Copy out all the lines where "flag" shows up.

:: INPUT MATERIAL ::

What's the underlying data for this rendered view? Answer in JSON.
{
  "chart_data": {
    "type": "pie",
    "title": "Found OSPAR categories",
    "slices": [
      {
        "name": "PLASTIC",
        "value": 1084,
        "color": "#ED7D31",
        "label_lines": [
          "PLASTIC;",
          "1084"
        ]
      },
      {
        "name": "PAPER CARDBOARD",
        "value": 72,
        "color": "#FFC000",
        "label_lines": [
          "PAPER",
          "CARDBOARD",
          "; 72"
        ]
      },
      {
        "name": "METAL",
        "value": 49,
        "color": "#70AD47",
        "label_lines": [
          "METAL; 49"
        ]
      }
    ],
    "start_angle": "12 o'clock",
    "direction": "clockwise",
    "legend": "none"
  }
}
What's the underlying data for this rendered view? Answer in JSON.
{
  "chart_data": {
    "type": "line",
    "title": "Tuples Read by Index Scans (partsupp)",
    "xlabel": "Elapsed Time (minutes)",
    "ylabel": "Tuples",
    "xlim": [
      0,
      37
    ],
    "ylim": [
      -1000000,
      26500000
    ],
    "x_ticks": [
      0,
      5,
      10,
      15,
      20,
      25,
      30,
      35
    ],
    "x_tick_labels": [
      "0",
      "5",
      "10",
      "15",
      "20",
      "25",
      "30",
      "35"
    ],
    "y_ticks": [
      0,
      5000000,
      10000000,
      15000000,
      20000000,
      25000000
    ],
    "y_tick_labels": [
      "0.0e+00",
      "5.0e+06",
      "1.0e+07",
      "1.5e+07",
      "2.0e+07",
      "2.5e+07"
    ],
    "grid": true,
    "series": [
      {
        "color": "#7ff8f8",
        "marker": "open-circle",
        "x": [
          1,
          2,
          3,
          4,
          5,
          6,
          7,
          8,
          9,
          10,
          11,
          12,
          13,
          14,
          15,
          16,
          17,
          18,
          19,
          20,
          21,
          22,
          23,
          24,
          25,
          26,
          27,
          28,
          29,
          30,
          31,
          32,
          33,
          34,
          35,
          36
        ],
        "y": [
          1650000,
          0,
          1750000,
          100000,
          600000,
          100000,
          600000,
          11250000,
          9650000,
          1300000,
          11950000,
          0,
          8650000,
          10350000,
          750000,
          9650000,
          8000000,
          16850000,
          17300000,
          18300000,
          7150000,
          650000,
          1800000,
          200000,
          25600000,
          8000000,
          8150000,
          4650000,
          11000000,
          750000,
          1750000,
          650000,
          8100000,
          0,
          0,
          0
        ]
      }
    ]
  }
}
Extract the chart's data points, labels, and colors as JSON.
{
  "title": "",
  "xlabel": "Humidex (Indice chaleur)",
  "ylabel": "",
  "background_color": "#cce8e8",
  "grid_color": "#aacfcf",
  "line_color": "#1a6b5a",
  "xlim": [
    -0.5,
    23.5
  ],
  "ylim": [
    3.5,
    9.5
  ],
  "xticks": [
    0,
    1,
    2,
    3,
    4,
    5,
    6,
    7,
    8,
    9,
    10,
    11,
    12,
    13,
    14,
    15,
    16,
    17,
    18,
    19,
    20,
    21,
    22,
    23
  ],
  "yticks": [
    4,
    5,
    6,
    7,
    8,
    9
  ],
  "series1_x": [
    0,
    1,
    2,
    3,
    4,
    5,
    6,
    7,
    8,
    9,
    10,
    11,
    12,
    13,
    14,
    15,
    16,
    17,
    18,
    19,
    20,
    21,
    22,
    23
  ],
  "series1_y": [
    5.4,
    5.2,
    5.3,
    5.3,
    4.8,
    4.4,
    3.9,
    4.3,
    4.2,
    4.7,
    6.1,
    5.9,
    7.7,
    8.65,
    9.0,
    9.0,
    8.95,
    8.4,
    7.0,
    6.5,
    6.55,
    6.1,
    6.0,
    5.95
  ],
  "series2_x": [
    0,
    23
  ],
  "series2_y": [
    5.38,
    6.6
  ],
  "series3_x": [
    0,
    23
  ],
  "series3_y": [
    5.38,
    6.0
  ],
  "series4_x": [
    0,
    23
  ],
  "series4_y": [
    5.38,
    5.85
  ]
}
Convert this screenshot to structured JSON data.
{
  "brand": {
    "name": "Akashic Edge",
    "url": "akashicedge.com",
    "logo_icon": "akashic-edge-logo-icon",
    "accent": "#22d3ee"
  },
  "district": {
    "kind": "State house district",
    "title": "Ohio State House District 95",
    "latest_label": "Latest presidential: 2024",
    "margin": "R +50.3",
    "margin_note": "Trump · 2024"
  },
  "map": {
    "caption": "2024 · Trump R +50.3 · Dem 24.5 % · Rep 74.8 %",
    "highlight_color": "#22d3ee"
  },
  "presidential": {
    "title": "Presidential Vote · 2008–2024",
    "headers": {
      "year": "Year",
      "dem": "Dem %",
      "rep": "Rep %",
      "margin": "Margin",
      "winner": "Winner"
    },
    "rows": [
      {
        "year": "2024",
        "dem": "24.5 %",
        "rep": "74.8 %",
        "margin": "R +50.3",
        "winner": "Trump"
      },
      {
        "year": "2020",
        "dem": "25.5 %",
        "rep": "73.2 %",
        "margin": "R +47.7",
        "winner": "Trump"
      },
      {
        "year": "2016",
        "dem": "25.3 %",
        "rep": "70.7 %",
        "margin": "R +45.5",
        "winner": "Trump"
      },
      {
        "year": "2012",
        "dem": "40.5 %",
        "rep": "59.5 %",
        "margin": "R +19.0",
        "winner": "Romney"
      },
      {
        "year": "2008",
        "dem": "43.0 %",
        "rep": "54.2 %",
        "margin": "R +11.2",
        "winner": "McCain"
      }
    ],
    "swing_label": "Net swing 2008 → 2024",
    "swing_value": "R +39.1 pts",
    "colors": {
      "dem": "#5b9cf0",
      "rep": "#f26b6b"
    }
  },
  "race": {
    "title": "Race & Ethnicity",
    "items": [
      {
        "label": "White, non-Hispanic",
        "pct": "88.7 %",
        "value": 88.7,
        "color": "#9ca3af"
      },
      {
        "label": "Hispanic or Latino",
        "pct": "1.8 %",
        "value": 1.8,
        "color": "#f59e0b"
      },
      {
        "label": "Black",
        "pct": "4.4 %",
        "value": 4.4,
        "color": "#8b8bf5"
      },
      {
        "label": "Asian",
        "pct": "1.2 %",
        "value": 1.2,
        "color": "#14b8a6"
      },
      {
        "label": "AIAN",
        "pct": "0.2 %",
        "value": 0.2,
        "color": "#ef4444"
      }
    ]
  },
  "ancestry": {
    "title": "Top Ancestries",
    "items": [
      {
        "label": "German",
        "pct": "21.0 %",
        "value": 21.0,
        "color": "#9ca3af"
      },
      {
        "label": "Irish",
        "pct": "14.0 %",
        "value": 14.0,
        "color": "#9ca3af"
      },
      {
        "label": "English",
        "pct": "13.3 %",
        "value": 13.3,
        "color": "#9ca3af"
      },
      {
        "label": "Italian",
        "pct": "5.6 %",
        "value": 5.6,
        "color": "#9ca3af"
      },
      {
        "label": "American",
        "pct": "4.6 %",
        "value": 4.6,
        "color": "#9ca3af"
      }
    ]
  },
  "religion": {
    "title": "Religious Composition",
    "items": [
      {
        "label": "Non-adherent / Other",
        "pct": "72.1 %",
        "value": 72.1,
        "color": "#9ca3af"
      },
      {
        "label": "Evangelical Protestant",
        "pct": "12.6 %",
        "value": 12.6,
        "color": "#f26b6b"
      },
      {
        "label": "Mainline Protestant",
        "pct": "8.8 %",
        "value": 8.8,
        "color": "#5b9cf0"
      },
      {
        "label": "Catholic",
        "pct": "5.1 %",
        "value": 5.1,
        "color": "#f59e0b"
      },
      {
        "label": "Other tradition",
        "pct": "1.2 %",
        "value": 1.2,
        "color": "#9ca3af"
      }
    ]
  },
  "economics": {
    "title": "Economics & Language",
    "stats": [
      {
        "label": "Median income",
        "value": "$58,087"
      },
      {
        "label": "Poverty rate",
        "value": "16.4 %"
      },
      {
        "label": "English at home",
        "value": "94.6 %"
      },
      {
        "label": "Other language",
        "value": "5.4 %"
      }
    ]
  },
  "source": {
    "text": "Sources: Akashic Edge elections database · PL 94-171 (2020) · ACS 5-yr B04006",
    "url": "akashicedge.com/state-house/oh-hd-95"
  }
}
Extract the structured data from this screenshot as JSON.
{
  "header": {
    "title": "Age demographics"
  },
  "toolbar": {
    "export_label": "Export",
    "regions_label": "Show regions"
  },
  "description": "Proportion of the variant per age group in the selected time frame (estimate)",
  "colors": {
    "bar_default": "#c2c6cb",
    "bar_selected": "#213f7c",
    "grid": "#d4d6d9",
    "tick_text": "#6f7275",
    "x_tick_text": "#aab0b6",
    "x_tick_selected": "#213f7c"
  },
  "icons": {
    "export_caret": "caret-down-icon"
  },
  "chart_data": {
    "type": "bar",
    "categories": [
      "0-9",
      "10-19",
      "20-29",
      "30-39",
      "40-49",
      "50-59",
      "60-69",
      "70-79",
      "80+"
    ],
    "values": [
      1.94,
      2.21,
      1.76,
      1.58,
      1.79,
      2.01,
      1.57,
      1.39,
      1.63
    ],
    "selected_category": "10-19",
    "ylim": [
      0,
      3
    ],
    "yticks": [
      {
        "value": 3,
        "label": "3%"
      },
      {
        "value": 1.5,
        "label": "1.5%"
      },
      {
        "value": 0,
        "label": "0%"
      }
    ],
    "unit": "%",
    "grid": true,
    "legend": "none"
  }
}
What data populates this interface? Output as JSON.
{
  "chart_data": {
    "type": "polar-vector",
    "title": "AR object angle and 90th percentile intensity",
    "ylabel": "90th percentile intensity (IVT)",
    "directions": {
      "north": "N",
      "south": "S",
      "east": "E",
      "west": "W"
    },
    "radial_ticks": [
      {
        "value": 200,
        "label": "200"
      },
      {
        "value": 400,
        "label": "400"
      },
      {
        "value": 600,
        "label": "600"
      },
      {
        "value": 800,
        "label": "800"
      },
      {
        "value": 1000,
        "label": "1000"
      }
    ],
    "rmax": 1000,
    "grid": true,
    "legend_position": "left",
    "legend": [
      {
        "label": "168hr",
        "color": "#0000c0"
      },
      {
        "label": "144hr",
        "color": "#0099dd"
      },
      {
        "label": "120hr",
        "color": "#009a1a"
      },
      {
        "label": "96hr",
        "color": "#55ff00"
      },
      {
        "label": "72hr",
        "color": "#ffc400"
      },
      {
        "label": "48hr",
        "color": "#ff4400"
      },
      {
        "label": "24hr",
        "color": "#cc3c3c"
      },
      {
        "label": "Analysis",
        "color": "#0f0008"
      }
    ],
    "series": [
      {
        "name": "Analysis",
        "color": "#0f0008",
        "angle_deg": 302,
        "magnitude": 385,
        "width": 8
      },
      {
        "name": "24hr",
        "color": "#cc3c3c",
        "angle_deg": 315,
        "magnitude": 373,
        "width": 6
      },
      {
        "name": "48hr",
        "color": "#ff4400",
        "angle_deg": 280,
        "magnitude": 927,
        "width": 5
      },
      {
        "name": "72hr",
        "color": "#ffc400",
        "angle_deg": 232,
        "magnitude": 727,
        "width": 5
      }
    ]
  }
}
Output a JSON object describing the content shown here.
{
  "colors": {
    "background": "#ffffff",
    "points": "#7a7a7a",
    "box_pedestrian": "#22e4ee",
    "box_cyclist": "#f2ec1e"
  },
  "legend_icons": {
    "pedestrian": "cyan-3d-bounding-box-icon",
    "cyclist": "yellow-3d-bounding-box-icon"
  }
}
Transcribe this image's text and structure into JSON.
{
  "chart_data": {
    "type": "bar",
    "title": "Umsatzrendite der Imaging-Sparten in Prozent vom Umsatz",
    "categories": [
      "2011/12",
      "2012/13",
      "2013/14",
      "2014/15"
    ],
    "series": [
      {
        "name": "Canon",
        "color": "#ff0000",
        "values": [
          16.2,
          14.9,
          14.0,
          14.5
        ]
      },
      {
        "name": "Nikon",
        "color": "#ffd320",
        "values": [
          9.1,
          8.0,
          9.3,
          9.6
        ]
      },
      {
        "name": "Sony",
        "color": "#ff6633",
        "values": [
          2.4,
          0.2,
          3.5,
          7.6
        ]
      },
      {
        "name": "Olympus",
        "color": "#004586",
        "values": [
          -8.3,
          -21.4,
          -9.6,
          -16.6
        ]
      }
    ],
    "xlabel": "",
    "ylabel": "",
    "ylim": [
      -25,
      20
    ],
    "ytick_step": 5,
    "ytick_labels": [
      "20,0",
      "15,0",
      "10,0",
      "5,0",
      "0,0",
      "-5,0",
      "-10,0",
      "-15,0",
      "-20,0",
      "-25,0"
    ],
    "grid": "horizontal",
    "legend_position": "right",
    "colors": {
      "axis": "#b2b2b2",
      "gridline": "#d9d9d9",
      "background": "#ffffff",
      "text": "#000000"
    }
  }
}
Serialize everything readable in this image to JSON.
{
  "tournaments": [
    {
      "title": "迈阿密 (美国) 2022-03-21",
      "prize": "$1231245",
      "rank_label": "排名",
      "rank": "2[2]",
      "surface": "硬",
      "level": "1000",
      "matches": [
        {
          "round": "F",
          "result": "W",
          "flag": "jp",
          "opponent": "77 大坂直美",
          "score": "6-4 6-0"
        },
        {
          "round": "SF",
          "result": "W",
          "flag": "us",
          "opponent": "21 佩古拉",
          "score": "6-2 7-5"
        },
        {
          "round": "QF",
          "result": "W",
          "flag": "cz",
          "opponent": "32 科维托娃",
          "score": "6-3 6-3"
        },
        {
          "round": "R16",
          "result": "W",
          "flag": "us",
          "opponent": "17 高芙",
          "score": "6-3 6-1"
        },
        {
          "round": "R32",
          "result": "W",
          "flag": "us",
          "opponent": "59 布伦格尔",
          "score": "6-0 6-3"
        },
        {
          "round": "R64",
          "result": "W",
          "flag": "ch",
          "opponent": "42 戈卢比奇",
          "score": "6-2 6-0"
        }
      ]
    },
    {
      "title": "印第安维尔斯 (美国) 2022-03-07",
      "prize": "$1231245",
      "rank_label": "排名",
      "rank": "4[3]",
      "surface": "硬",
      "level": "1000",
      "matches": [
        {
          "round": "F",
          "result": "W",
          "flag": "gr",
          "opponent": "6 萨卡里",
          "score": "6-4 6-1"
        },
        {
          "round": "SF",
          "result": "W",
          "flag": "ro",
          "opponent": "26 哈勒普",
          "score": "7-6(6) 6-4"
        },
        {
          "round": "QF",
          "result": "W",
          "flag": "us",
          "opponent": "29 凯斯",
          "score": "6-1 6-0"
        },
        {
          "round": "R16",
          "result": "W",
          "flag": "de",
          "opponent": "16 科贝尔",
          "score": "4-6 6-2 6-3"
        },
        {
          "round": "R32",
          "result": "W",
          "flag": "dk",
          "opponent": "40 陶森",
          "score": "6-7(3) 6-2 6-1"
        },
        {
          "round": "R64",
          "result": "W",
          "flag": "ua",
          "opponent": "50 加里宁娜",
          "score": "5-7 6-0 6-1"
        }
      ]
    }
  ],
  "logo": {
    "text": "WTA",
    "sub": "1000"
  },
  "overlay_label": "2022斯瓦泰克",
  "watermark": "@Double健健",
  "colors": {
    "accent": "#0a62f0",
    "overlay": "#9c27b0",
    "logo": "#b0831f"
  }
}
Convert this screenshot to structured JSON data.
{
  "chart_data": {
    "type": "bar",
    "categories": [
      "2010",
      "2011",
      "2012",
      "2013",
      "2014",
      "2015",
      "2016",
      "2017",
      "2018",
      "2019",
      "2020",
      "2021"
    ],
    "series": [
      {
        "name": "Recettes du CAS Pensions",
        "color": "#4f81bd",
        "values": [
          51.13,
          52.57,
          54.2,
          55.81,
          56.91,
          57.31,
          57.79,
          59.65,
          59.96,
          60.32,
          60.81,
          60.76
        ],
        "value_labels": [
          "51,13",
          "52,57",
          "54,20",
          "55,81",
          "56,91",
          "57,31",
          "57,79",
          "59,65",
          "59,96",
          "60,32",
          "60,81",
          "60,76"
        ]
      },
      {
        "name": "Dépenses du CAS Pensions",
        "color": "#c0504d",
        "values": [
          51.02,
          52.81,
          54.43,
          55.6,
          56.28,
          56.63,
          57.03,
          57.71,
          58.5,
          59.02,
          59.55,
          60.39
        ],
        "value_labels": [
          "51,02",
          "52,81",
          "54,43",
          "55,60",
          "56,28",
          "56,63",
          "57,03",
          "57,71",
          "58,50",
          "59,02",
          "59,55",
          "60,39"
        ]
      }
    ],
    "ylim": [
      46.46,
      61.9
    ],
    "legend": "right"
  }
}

:::

TASK RESULT —
          "flag": "jp",
          "flag": "us",
          "flag": "cz",
          "flag": "us",
          "flag": "us",
          "flag": "ch",
          "flag": "gr",
          "flag": "ro",
          "flag": "us",
          "flag": "de",
          "flag": "dk",
          "flag": "ua",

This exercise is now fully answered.